[AIM] Count every line in the data below where "content" occurs, then state that number and nothing more.

[RECORDS FOR THE TASK]
»»

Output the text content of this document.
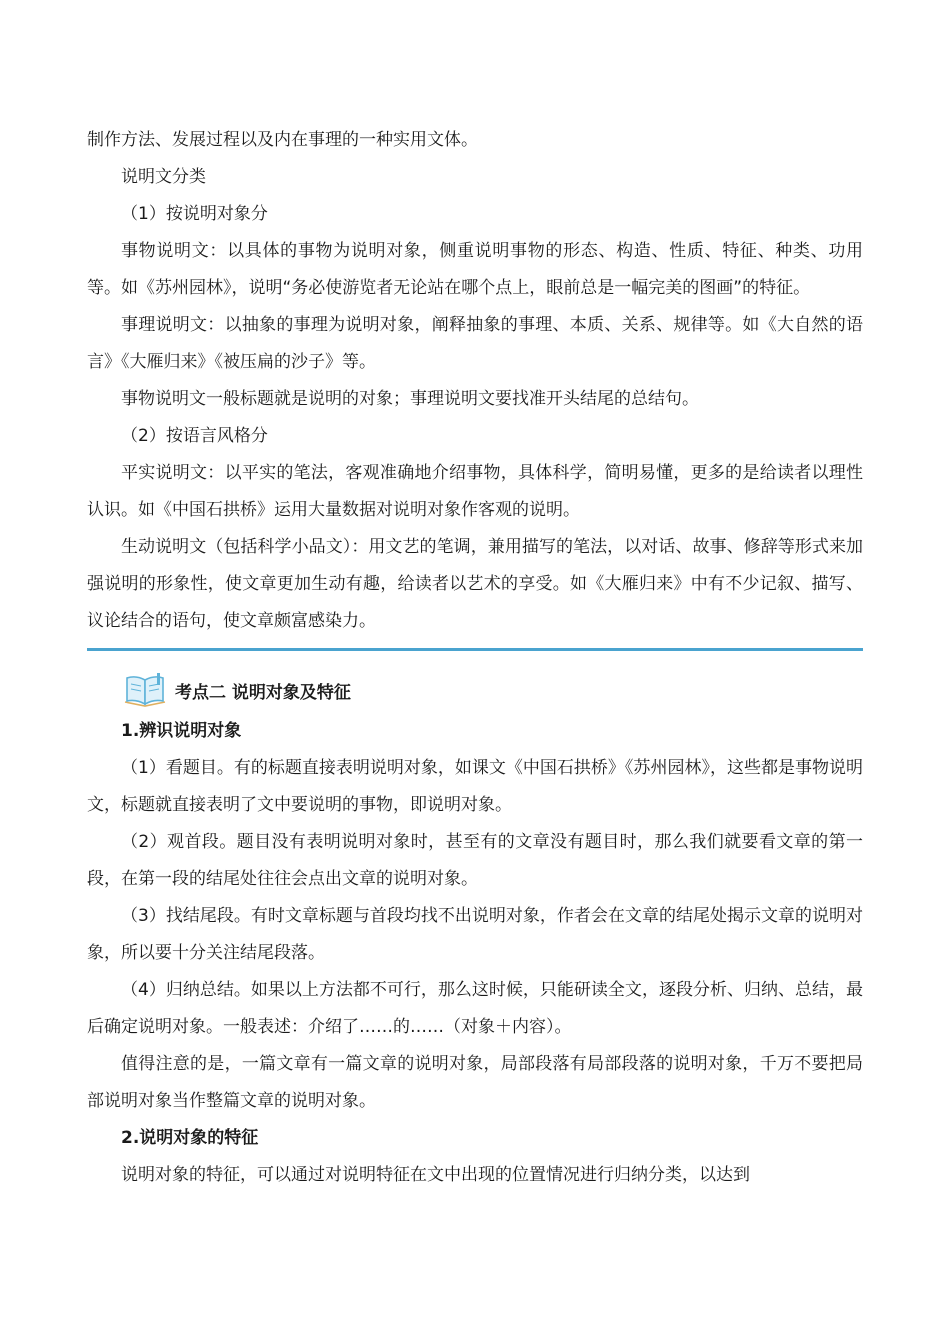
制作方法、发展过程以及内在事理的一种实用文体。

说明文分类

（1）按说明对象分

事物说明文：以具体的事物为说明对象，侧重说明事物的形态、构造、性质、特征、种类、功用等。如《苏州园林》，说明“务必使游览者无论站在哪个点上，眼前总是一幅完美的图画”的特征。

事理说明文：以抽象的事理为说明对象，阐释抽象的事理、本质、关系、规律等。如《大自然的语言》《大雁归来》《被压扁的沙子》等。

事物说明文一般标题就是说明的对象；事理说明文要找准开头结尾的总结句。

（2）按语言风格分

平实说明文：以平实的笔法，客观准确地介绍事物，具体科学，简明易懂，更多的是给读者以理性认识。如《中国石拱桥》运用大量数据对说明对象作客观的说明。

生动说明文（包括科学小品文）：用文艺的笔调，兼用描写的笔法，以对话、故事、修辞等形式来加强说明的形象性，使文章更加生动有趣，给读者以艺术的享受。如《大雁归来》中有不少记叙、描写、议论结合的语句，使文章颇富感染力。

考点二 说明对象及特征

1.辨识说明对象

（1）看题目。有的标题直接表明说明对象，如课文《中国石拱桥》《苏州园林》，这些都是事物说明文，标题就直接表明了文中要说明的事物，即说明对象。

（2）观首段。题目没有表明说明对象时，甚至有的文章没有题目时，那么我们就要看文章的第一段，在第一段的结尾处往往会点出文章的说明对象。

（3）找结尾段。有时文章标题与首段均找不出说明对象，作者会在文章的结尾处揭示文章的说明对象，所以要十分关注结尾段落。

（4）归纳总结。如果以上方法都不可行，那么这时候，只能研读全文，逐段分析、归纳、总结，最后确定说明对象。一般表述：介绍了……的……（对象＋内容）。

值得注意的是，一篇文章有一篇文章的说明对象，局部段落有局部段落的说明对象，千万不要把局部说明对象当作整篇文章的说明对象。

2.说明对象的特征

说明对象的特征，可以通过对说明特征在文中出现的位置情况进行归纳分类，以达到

««
»»

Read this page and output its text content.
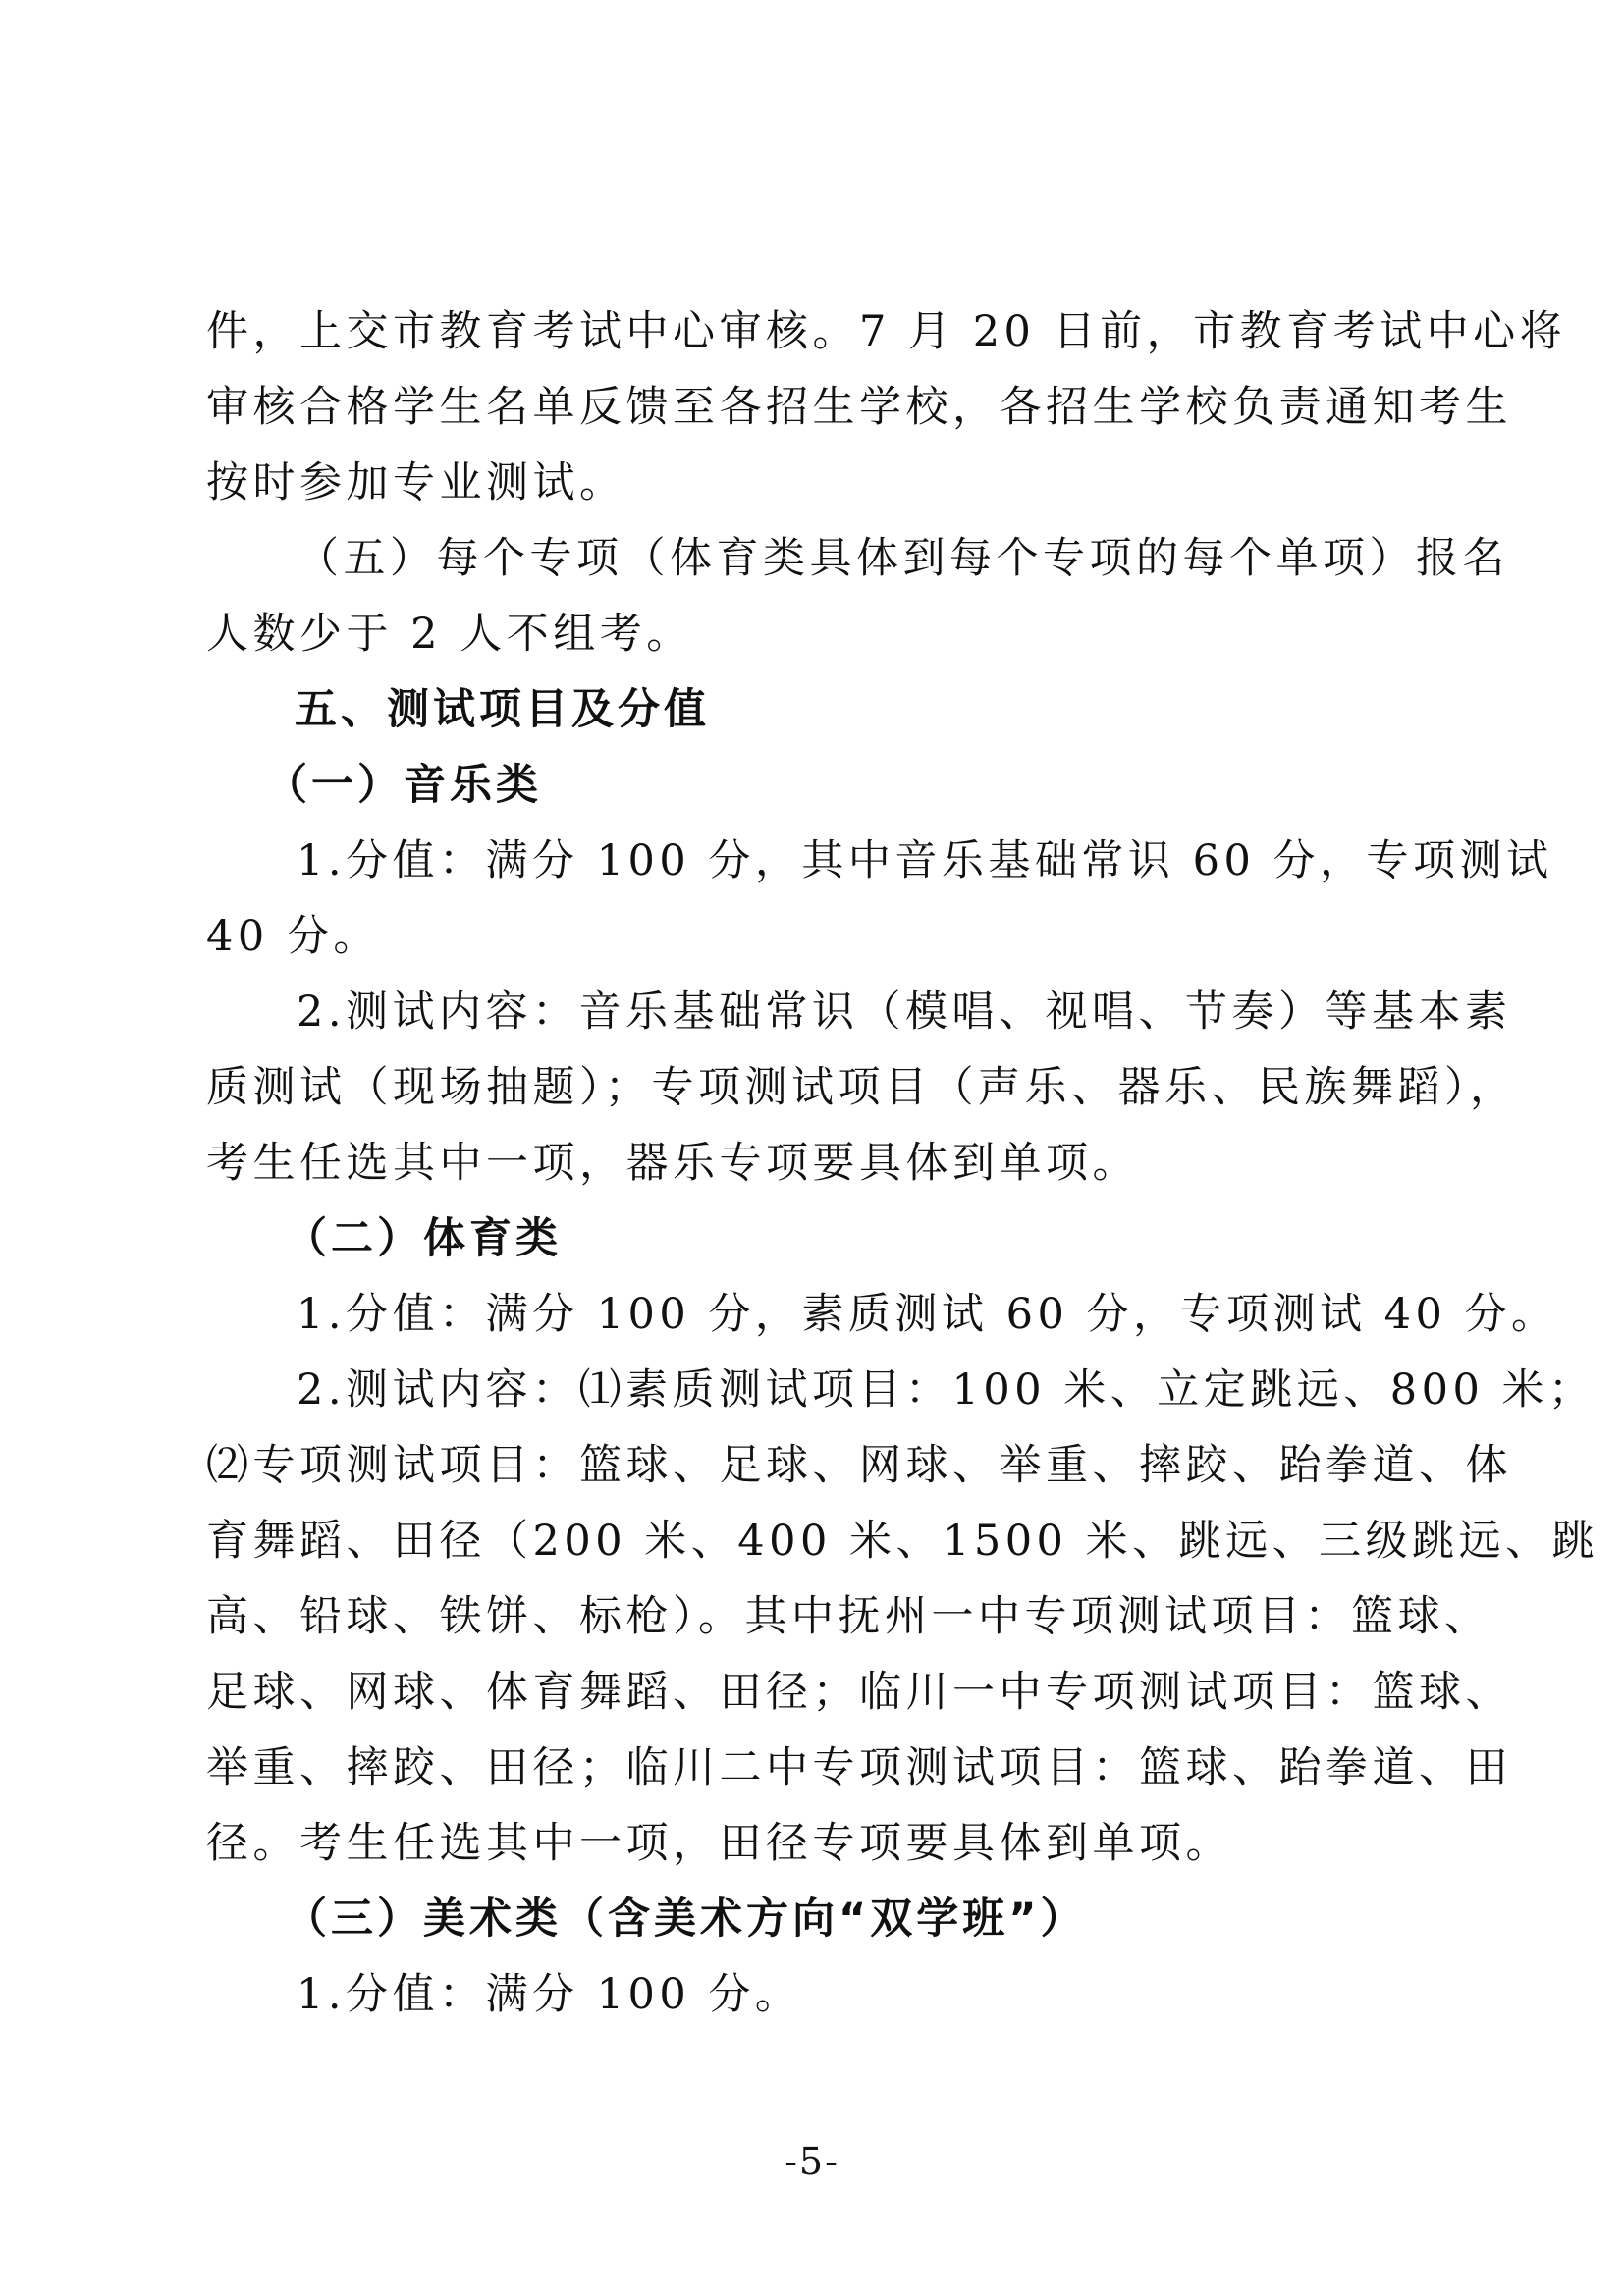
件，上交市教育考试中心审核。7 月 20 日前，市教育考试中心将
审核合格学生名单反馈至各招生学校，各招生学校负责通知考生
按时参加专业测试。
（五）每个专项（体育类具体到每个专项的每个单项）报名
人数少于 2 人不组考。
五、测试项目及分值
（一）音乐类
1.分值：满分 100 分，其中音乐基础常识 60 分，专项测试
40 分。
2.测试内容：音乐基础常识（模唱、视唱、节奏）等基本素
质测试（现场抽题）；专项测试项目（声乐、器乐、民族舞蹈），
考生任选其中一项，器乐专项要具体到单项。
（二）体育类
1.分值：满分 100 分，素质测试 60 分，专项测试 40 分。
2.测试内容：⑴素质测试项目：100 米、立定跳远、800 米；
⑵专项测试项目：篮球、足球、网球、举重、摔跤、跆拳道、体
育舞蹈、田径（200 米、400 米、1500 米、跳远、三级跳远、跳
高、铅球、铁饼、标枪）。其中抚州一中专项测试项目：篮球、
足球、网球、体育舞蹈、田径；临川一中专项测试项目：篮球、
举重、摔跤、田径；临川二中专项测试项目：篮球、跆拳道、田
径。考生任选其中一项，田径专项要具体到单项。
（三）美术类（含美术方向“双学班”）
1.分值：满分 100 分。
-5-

««

[FULL ANSWER] 2